=== The input ===
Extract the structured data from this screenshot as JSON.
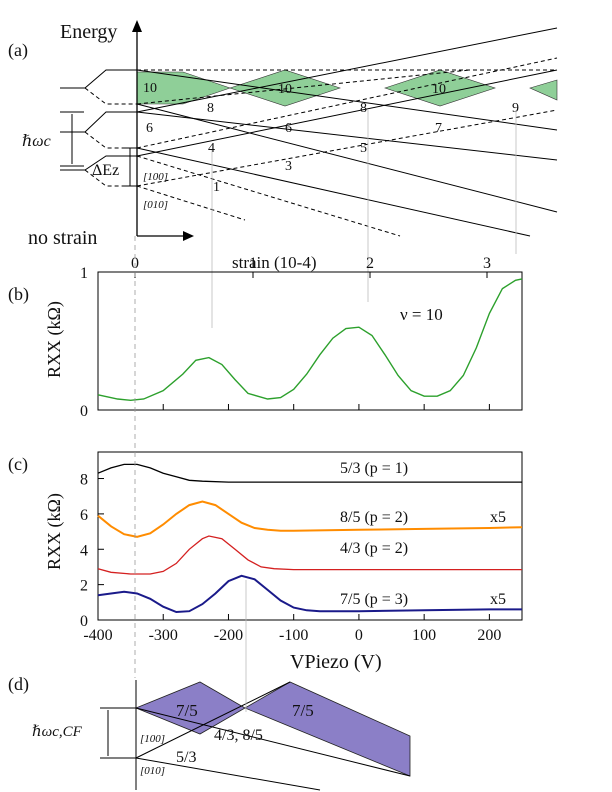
{
  "panel_labels": {
    "a": "(a)",
    "b": "(b)",
    "c": "(c)",
    "d": "(d)"
  },
  "panel_a": {
    "energy_label": "Energy",
    "no_strain_label": "no strain",
    "strain_axis_label": "strain (10-4)",
    "hw_label": "ℏωc",
    "dEz_label": "ΔEz",
    "dir_100": "[100]",
    "dir_010": "[010]",
    "level_labels": [
      "10",
      "8",
      "10",
      "8",
      "10",
      "9",
      "6",
      "6",
      "7",
      "4",
      "5",
      "3",
      "1"
    ],
    "fill_color": "#8fcf98"
  },
  "chart_data": [
    {
      "panel": "b",
      "type": "line",
      "top_axis_label": "strain (10-4)",
      "top_ticks": [
        "0",
        "1",
        "2",
        "3"
      ],
      "ylabel": "RXX (kΩ)",
      "xlim": [
        -400,
        250
      ],
      "ylim": [
        0,
        1.0
      ],
      "yticks": [
        "0",
        "1"
      ],
      "annotation": "ν = 10",
      "color": "#2ca02c",
      "series": [
        {
          "x": [
            -400,
            -370,
            -350,
            -330,
            -300,
            -270,
            -250,
            -230,
            -210,
            -190,
            -170,
            -140,
            -120,
            -100,
            -80,
            -60,
            -40,
            -20,
            0,
            20,
            40,
            60,
            80,
            100,
            120,
            140,
            160,
            180,
            200,
            220,
            240,
            250
          ],
          "values": [
            0.11,
            0.08,
            0.07,
            0.08,
            0.14,
            0.26,
            0.36,
            0.38,
            0.33,
            0.22,
            0.12,
            0.08,
            0.09,
            0.15,
            0.26,
            0.4,
            0.52,
            0.59,
            0.6,
            0.54,
            0.4,
            0.25,
            0.14,
            0.1,
            0.1,
            0.14,
            0.25,
            0.45,
            0.7,
            0.88,
            0.94,
            0.95
          ]
        }
      ]
    },
    {
      "panel": "c",
      "type": "line",
      "xlabel": "VPiezo (V)",
      "ylabel": "RXX (kΩ)",
      "xlim": [
        -400,
        250
      ],
      "ylim": [
        0,
        9.5
      ],
      "xticks": [
        "-400",
        "-300",
        "-200",
        "-100",
        "0",
        "100",
        "200"
      ],
      "yticks": [
        "0",
        "2",
        "4",
        "6",
        "8"
      ],
      "series": [
        {
          "name": "5/3  (p = 1)",
          "color": "#000000",
          "scale": "",
          "x": [
            -400,
            -380,
            -360,
            -340,
            -320,
            -300,
            -280,
            -260,
            -240,
            -200,
            -100,
            0,
            100,
            200,
            250
          ],
          "values": [
            8.3,
            8.6,
            8.8,
            8.8,
            8.6,
            8.3,
            8.1,
            7.9,
            7.85,
            7.8,
            7.8,
            7.8,
            7.8,
            7.8,
            7.8
          ]
        },
        {
          "name": "8/5  (p = 2)",
          "color": "#ff8c00",
          "scale": "x5",
          "x": [
            -400,
            -380,
            -360,
            -340,
            -320,
            -300,
            -280,
            -260,
            -240,
            -220,
            -200,
            -180,
            -160,
            -140,
            -120,
            -100,
            0,
            100,
            200,
            250
          ],
          "values": [
            5.9,
            5.3,
            4.85,
            4.7,
            4.9,
            5.4,
            6.0,
            6.5,
            6.7,
            6.5,
            6.0,
            5.5,
            5.2,
            5.1,
            5.05,
            5.05,
            5.1,
            5.15,
            5.2,
            5.25
          ]
        },
        {
          "name": "4/3  (p = 2)",
          "color": "#d42020",
          "scale": "",
          "x": [
            -400,
            -380,
            -350,
            -320,
            -300,
            -280,
            -260,
            -240,
            -230,
            -210,
            -190,
            -170,
            -150,
            -130,
            -100,
            0,
            100,
            200,
            250
          ],
          "values": [
            2.9,
            2.7,
            2.6,
            2.6,
            2.75,
            3.2,
            4.0,
            4.6,
            4.75,
            4.6,
            4.0,
            3.4,
            3.0,
            2.9,
            2.85,
            2.85,
            2.85,
            2.85,
            2.85
          ]
        },
        {
          "name": "7/5  (p = 3)",
          "color": "#1a1a8a",
          "scale": "x5",
          "x": [
            -400,
            -380,
            -360,
            -340,
            -320,
            -300,
            -280,
            -260,
            -240,
            -220,
            -200,
            -180,
            -160,
            -140,
            -120,
            -100,
            -80,
            -60,
            0,
            100,
            200,
            250
          ],
          "values": [
            1.4,
            1.5,
            1.6,
            1.5,
            1.2,
            0.75,
            0.45,
            0.5,
            0.9,
            1.5,
            2.2,
            2.5,
            2.3,
            1.7,
            1.1,
            0.7,
            0.55,
            0.5,
            0.5,
            0.55,
            0.6,
            0.6
          ]
        }
      ]
    }
  ],
  "panel_d": {
    "hw_label": "ℏωc,CF",
    "dir_100": "[100]",
    "dir_010": "[010]",
    "fill_label_1": "7/5",
    "fill_label_2": "7/5",
    "mid_label": "4/3, 8/5",
    "low_label": "5/3",
    "fill_color": "#8b7fc7"
  }
}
===
* Written instruction:
From the records given above, reproduce all text exactly and exclude each picture.

* Worked solution:
Extract the structured data from this screenshot as JSON.
{
  "panel_labels": {
    "a": "(a)",
    "b": "(b)",
    "c": "(c)",
    "d": "(d)"
  },
  "panel_a": {
    "energy_label": "Energy",
    "no_strain_label": "no strain",
    "strain_axis_label": "strain (10-4)",
    "hw_label": "ℏωc",
    "dEz_label": "ΔEz",
    "dir_100": "[100]",
    "dir_010": "[010]",
    "level_labels": [
      "10",
      "8",
      "10",
      "8",
      "10",
      "9",
      "6",
      "6",
      "7",
      "4",
      "5",
      "3",
      "1"
    ],
    "fill_color": "#8fcf98"
  },
  "chart_data": [
    {
      "panel": "b",
      "type": "line",
      "top_axis_label": "strain (10-4)",
      "top_ticks": [
        "0",
        "1",
        "2",
        "3"
      ],
      "ylabel": "RXX (kΩ)",
      "xlim": [
        -400,
        250
      ],
      "ylim": [
        0,
        1.0
      ],
      "yticks": [
        "0",
        "1"
      ],
      "annotation": "ν = 10",
      "color": "#2ca02c",
      "series": [
        {
          "x": [
            -400,
            -370,
            -350,
            -330,
            -300,
            -270,
            -250,
            -230,
            -210,
            -190,
            -170,
            -140,
            -120,
            -100,
            -80,
            -60,
            -40,
            -20,
            0,
            20,
            40,
            60,
            80,
            100,
            120,
            140,
            160,
            180,
            200,
            220,
            240,
            250
          ],
          "values": [
            0.11,
            0.08,
            0.07,
            0.08,
            0.14,
            0.26,
            0.36,
            0.38,
            0.33,
            0.22,
            0.12,
            0.08,
            0.09,
            0.15,
            0.26,
            0.4,
            0.52,
            0.59,
            0.6,
            0.54,
            0.4,
            0.25,
            0.14,
            0.1,
            0.1,
            0.14,
            0.25,
            0.45,
            0.7,
            0.88,
            0.94,
            0.95
          ]
        }
      ]
    },
    {
      "panel": "c",
      "type": "line",
      "xlabel": "VPiezo (V)",
      "ylabel": "RXX (kΩ)",
      "xlim": [
        -400,
        250
      ],
      "ylim": [
        0,
        9.5
      ],
      "xticks": [
        "-400",
        "-300",
        "-200",
        "-100",
        "0",
        "100",
        "200"
      ],
      "yticks": [
        "0",
        "2",
        "4",
        "6",
        "8"
      ],
      "series": [
        {
          "name": "5/3  (p = 1)",
          "color": "#000000",
          "scale": "",
          "x": [
            -400,
            -380,
            -360,
            -340,
            -320,
            -300,
            -280,
            -260,
            -240,
            -200,
            -100,
            0,
            100,
            200,
            250
          ],
          "values": [
            8.3,
            8.6,
            8.8,
            8.8,
            8.6,
            8.3,
            8.1,
            7.9,
            7.85,
            7.8,
            7.8,
            7.8,
            7.8,
            7.8,
            7.8
          ]
        },
        {
          "name": "8/5  (p = 2)",
          "color": "#ff8c00",
          "scale": "x5",
          "x": [
            -400,
            -380,
            -360,
            -340,
            -320,
            -300,
            -280,
            -260,
            -240,
            -220,
            -200,
            -180,
            -160,
            -140,
            -120,
            -100,
            0,
            100,
            200,
            250
          ],
          "values": [
            5.9,
            5.3,
            4.85,
            4.7,
            4.9,
            5.4,
            6.0,
            6.5,
            6.7,
            6.5,
            6.0,
            5.5,
            5.2,
            5.1,
            5.05,
            5.05,
            5.1,
            5.15,
            5.2,
            5.25
          ]
        },
        {
          "name": "4/3  (p = 2)",
          "color": "#d42020",
          "scale": "",
          "x": [
            -400,
            -380,
            -350,
            -320,
            -300,
            -280,
            -260,
            -240,
            -230,
            -210,
            -190,
            -170,
            -150,
            -130,
            -100,
            0,
            100,
            200,
            250
          ],
          "values": [
            2.9,
            2.7,
            2.6,
            2.6,
            2.75,
            3.2,
            4.0,
            4.6,
            4.75,
            4.6,
            4.0,
            3.4,
            3.0,
            2.9,
            2.85,
            2.85,
            2.85,
            2.85,
            2.85
          ]
        },
        {
          "name": "7/5  (p = 3)",
          "color": "#1a1a8a",
          "scale": "x5",
          "x": [
            -400,
            -380,
            -360,
            -340,
            -320,
            -300,
            -280,
            -260,
            -240,
            -220,
            -200,
            -180,
            -160,
            -140,
            -120,
            -100,
            -80,
            -60,
            0,
            100,
            200,
            250
          ],
          "values": [
            1.4,
            1.5,
            1.6,
            1.5,
            1.2,
            0.75,
            0.45,
            0.5,
            0.9,
            1.5,
            2.2,
            2.5,
            2.3,
            1.7,
            1.1,
            0.7,
            0.55,
            0.5,
            0.5,
            0.55,
            0.6,
            0.6
          ]
        }
      ]
    }
  ],
  "panel_d": {
    "hw_label": "ℏωc,CF",
    "dir_100": "[100]",
    "dir_010": "[010]",
    "fill_label_1": "7/5",
    "fill_label_2": "7/5",
    "mid_label": "4/3, 8/5",
    "low_label": "5/3",
    "fill_color": "#8b7fc7"
  }
}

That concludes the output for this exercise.